The records |
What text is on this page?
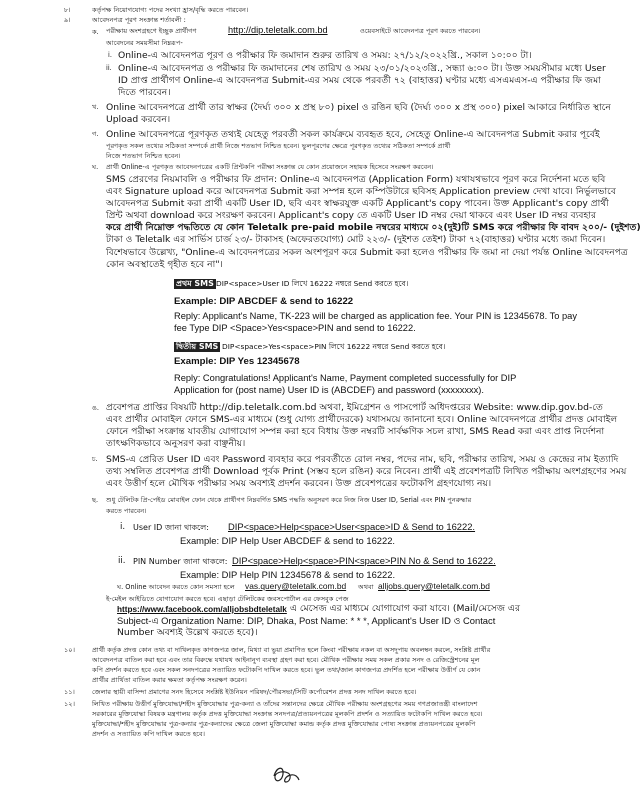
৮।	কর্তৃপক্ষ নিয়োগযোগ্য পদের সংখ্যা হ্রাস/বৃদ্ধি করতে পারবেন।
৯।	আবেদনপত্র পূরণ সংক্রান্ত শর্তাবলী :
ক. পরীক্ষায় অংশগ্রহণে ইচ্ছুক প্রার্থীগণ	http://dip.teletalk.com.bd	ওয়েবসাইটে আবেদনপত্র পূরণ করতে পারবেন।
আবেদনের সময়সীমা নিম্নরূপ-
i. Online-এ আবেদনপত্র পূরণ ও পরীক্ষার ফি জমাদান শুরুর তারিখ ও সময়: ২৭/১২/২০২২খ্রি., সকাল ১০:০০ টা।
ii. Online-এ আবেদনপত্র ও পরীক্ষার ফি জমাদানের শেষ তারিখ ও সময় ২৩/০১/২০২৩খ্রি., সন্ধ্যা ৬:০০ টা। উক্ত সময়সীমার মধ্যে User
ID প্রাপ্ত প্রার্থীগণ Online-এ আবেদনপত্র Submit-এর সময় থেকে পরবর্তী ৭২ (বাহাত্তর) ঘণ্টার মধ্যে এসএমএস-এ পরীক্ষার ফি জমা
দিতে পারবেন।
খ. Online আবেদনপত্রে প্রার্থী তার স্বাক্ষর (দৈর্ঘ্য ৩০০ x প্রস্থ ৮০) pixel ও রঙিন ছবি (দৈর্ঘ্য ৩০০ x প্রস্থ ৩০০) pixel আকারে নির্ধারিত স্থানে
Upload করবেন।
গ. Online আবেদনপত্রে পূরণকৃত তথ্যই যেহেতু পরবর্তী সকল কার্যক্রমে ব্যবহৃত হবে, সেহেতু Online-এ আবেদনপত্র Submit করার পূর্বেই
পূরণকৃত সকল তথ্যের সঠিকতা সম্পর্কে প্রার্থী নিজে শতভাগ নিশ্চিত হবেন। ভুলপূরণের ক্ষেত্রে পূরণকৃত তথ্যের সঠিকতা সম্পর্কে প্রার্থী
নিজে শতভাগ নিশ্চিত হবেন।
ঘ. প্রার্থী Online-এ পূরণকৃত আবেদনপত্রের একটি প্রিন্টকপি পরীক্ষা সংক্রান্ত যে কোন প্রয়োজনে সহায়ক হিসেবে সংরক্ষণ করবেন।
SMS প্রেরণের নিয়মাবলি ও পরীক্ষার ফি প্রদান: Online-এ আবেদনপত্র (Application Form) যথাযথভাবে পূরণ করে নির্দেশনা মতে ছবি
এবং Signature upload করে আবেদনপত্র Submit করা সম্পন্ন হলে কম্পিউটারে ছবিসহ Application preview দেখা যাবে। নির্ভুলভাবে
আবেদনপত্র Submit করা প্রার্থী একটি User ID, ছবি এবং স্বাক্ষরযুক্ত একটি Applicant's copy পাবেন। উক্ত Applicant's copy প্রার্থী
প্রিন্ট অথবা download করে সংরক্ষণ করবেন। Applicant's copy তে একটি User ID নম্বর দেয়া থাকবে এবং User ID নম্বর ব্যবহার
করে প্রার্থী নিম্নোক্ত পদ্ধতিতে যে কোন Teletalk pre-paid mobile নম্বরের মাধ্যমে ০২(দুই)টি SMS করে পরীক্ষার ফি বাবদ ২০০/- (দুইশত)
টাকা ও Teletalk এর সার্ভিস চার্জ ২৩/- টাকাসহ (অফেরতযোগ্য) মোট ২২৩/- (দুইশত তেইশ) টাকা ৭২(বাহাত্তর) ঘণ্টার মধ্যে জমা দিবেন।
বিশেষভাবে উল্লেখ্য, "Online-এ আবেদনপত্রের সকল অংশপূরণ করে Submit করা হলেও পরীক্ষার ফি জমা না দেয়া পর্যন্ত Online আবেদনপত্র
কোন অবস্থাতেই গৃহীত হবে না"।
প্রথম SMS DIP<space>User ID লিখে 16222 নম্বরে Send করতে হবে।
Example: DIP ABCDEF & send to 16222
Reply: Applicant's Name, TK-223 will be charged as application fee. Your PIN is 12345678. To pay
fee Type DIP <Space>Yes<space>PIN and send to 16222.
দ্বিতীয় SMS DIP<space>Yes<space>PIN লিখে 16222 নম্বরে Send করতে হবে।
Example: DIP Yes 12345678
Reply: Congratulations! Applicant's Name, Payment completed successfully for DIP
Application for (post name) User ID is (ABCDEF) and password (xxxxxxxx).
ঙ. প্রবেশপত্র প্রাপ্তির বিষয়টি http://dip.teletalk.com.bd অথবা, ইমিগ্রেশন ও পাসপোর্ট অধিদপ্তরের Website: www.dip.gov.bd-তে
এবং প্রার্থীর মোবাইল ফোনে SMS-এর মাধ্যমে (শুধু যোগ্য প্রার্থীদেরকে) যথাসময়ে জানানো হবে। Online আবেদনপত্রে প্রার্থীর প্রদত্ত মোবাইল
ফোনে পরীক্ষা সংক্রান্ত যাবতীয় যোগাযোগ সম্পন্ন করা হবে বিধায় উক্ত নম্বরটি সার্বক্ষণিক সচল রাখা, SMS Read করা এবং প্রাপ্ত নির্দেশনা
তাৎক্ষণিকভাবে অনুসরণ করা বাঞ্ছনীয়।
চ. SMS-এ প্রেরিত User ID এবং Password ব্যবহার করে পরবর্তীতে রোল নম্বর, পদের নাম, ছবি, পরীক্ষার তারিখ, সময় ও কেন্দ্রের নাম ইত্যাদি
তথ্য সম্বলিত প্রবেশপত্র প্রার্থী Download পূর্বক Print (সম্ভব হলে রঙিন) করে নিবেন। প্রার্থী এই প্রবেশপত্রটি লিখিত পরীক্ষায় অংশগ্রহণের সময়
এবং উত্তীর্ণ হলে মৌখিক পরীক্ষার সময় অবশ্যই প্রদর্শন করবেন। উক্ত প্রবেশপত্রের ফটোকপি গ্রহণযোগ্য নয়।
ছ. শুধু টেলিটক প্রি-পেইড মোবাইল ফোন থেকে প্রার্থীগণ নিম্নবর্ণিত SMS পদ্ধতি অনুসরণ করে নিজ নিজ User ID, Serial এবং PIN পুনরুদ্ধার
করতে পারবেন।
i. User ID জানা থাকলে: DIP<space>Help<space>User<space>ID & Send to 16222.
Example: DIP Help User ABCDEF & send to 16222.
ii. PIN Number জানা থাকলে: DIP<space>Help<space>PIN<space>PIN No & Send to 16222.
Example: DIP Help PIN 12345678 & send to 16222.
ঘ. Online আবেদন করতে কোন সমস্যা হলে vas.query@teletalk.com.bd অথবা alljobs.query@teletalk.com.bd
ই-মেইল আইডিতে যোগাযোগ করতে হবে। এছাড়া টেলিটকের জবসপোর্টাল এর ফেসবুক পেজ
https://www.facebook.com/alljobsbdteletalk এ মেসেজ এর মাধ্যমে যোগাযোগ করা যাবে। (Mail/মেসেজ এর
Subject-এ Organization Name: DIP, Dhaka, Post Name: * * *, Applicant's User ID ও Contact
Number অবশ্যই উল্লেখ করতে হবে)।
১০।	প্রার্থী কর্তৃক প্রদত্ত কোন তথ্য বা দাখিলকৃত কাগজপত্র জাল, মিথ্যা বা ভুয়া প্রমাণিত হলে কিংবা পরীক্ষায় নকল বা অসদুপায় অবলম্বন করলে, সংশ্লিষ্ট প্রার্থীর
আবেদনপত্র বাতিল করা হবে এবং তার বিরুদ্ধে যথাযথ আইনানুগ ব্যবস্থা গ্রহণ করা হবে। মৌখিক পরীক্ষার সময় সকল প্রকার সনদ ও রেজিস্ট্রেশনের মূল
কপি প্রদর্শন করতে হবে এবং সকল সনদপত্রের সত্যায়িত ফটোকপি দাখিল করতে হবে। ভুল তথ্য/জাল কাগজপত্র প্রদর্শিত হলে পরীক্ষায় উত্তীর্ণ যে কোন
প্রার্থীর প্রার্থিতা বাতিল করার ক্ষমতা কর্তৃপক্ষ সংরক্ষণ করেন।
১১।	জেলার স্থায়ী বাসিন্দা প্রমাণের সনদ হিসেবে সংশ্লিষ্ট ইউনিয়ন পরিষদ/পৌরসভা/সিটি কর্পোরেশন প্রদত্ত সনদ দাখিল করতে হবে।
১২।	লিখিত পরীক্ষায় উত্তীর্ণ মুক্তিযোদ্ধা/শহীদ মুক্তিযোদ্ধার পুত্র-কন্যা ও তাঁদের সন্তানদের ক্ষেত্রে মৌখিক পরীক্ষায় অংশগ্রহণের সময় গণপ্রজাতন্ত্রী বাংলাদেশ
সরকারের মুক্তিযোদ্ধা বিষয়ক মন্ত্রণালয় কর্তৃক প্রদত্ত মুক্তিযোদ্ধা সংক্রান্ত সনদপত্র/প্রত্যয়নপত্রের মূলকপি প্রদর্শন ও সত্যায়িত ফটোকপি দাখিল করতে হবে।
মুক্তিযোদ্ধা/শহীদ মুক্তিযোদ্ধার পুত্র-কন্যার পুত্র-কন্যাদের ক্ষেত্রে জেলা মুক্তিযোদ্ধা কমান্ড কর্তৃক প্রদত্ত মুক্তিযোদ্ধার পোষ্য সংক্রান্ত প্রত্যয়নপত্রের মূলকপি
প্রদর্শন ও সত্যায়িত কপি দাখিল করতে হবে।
...
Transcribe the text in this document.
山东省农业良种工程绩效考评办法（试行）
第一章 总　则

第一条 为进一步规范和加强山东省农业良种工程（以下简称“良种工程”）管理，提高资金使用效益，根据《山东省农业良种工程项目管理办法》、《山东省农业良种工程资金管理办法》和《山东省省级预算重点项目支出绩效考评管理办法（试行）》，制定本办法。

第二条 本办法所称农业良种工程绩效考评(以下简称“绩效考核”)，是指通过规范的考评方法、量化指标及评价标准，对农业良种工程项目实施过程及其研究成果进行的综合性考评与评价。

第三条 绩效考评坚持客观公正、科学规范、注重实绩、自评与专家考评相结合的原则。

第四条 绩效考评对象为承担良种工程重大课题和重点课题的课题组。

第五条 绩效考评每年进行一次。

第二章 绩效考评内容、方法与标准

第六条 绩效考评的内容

The exercise |
Wherever the word "Submit" occurs in a line of the listing, copy that line.

Solution to this task |
ID প্রাপ্ত প্রার্থীগণ Online-এ আবেদনপত্র Submit-এর সময় থেকে পরবর্তী ৭২ (বাহাত্তর) ঘণ্টার মধ্যে এসএমএস-এ পরীক্ষার ফি জমা
গ. Online আবেদনপত্রে পূরণকৃত তথ্যই যেহেতু পরবর্তী সকল কার্যক্রমে ব্যবহৃত হবে, সেহেতু Online-এ আবেদনপত্র Submit করার পূর্বেই
এবং Signature upload করে আবেদনপত্র Submit করা সম্পন্ন হলে কম্পিউটারে ছবিসহ Application preview দেখা যাবে। নির্ভুলভাবে
আবেদনপত্র Submit করা প্রার্থী একটি User ID, ছবি এবং স্বাক্ষরযুক্ত একটি Applicant's copy পাবেন। উক্ত Applicant's copy প্রার্থী
বিশেষভাবে উল্লেখ্য, "Online-এ আবেদনপত্রের সকল অংশপূরণ করে Submit করা হলেও পরীক্ষার ফি জমা না দেয়া পর্যন্ত Online আবেদনপত্র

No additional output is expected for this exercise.